_RECORDS SHOWN_.
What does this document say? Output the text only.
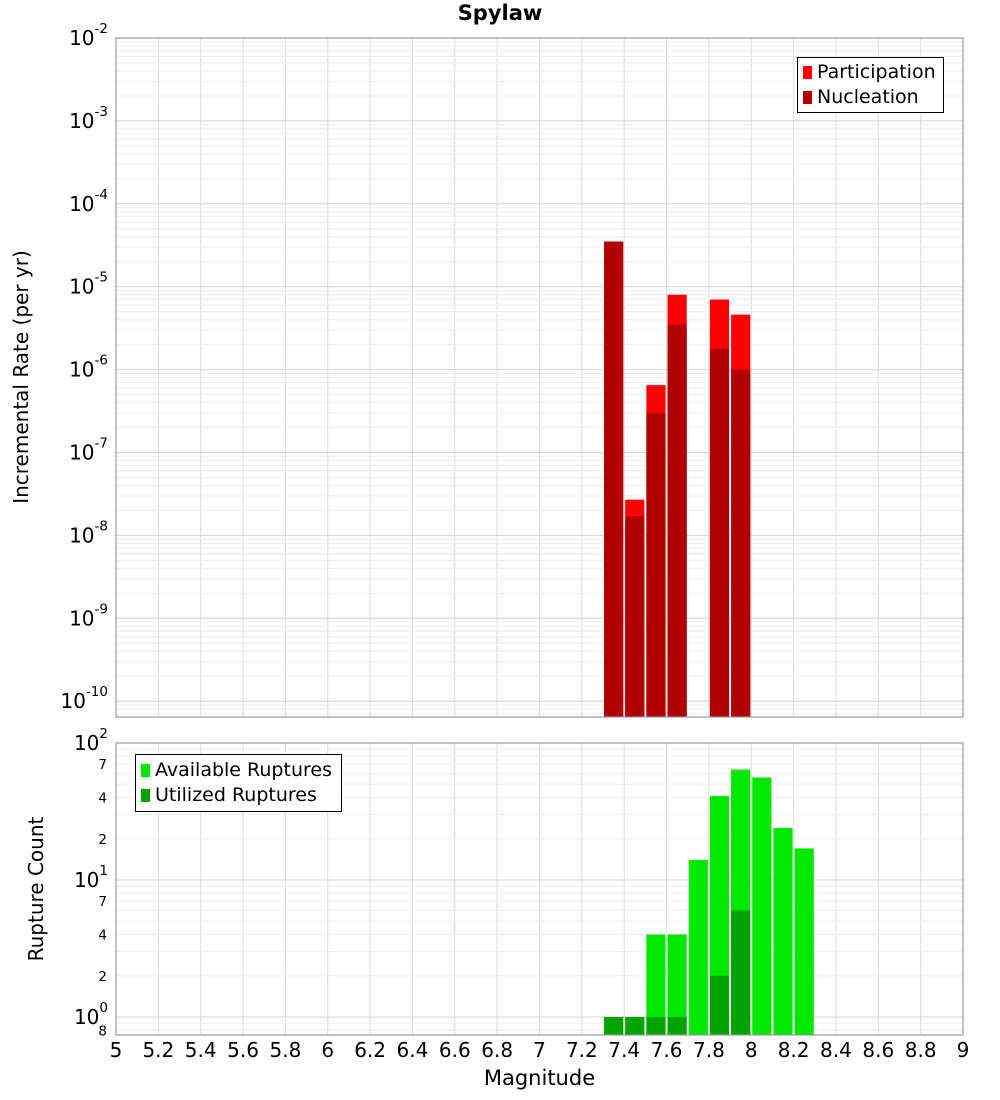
$10^{-2}$
$10^{-3}$
$10^{-4}$
$10^{-5}$
$10^{-6}$
$10^{-7}$
$10^{-8}$
$10^{-9}$
$10^{-10}$
$10^2$
$10^1$
$10^0$
7
4
2
7
4
2
8
5 5.2 5.4 5.6 5.8 6 6.2 6.4 6.6 6.8 7 7.2 7.4 7.6 7.8 8 8.2 8.4 8.6 8.8 9
Spylaw
Incremental Rate (per yr)
Rupture Count
Magnitude
Participation
Nucleation
Available Ruptures
Utilized Ruptures
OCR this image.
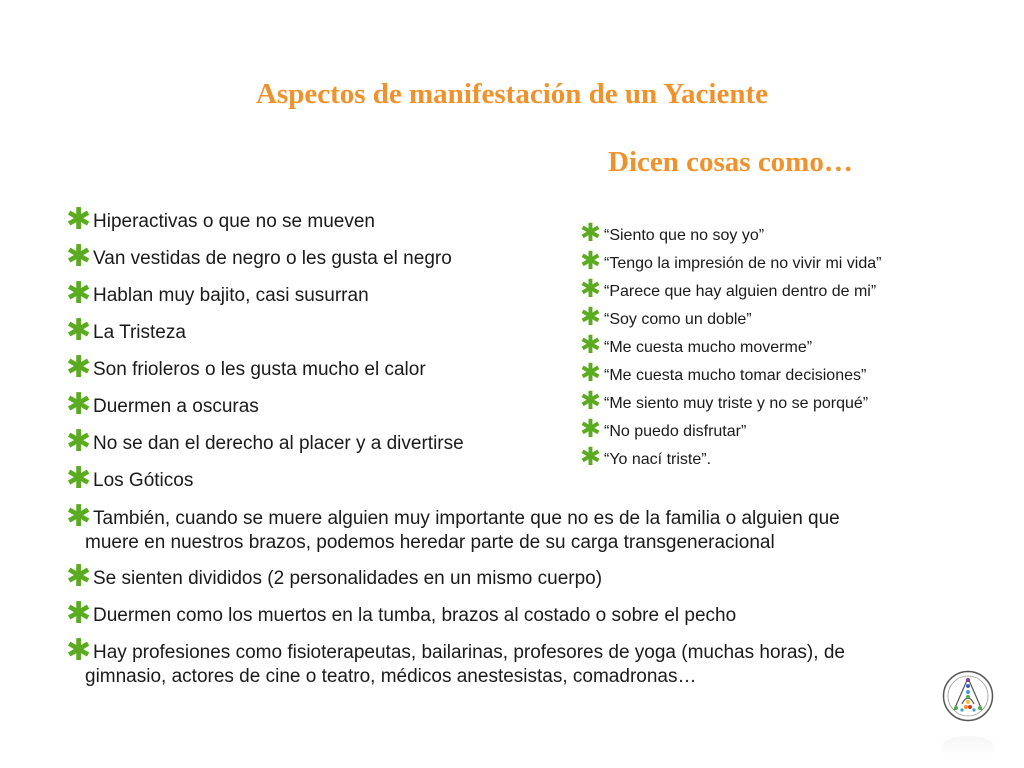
Aspectos de manifestación de un Yaciente
Dicen cosas como…

✱ Hiperactivas o que no se mueven

✱ Van vestidas de negro o les gusta el negro

✱ Hablan muy bajito, casi susurran

✱ La Tristeza

✱ Son frioleros o les gusta mucho el calor

✱ Duermen a oscuras

✱ No se dan el derecho al placer y a divertirse

✱ Los Góticos

✱ También, cuando se muere alguien muy importante que no es de la familia o alguien que
muere en nuestros brazos, podemos heredar parte de su carga transgeneracional

✱ Se sienten divididos (2 personalidades en un mismo cuerpo)

✱ Duermen como los muertos en la tumba, brazos al costado o sobre el pecho

✱ Hay profesiones como fisioterapeutas, bailarinas, profesores de yoga (muchas horas), de
gimnasio, actores de cine o teatro, médicos anestesistas, comadronas…

✱ “Siento que no soy yo”

✱ “Tengo la impresión de no vivir mi vida”

✱ “Parece que hay alguien dentro de mi”

✱ “Soy como un doble”

✱ “Me cuesta mucho moverme”

✱ “Me cuesta mucho tomar decisiones”

✱ “Me siento muy triste y no se porqué”

✱ “No puedo disfrutar”

✱ “Yo nací triste”.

_PROMPT_. Print the listing above in full, exactly as written. Omit any pictures.

_RESULT_.
What does this document say? Output the text only.
$10^{-2}$
$10^{-3}$
$10^{-4}$
$10^{-5}$
$10^{-6}$
$10^{-7}$
$10^{-8}$
$10^{-9}$
$10^{-10}$
$10^2$
$10^1$
$10^0$
7
4
2
7
4
2
8
5 5.2 5.4 5.6 5.8 6 6.2 6.4 6.6 6.8 7 7.2 7.4 7.6 7.8 8 8.2 8.4 8.6 8.8 9
Spylaw
Incremental Rate (per yr)
Rupture Count
Magnitude
Participation
Nucleation
Available Ruptures
Utilized Ruptures
OCR this image.
Aspectos de manifestación de un Yaciente
Dicen cosas como…

✱ Hiperactivas o que no se mueven

✱ Van vestidas de negro o les gusta el negro

✱ Hablan muy bajito, casi susurran

✱ La Tristeza

✱ Son frioleros o les gusta mucho el calor

✱ Duermen a oscuras

✱ No se dan el derecho al placer y a divertirse

✱ Los Góticos

✱ También, cuando se muere alguien muy importante que no es de la familia o alguien que
muere en nuestros brazos, podemos heredar parte de su carga transgeneracional

✱ Se sienten divididos (2 personalidades en un mismo cuerpo)

✱ Duermen como los muertos en la tumba, brazos al costado o sobre el pecho

✱ Hay profesiones como fisioterapeutas, bailarinas, profesores de yoga (muchas horas), de
gimnasio, actores de cine o teatro, médicos anestesistas, comadronas…

✱ “Siento que no soy yo”

✱ “Tengo la impresión de no vivir mi vida”

✱ “Parece que hay alguien dentro de mi”

✱ “Soy como un doble”

✱ “Me cuesta mucho moverme”

✱ “Me cuesta mucho tomar decisiones”

✱ “Me siento muy triste y no se porqué”

✱ “No puedo disfrutar”

✱ “Yo nací triste”.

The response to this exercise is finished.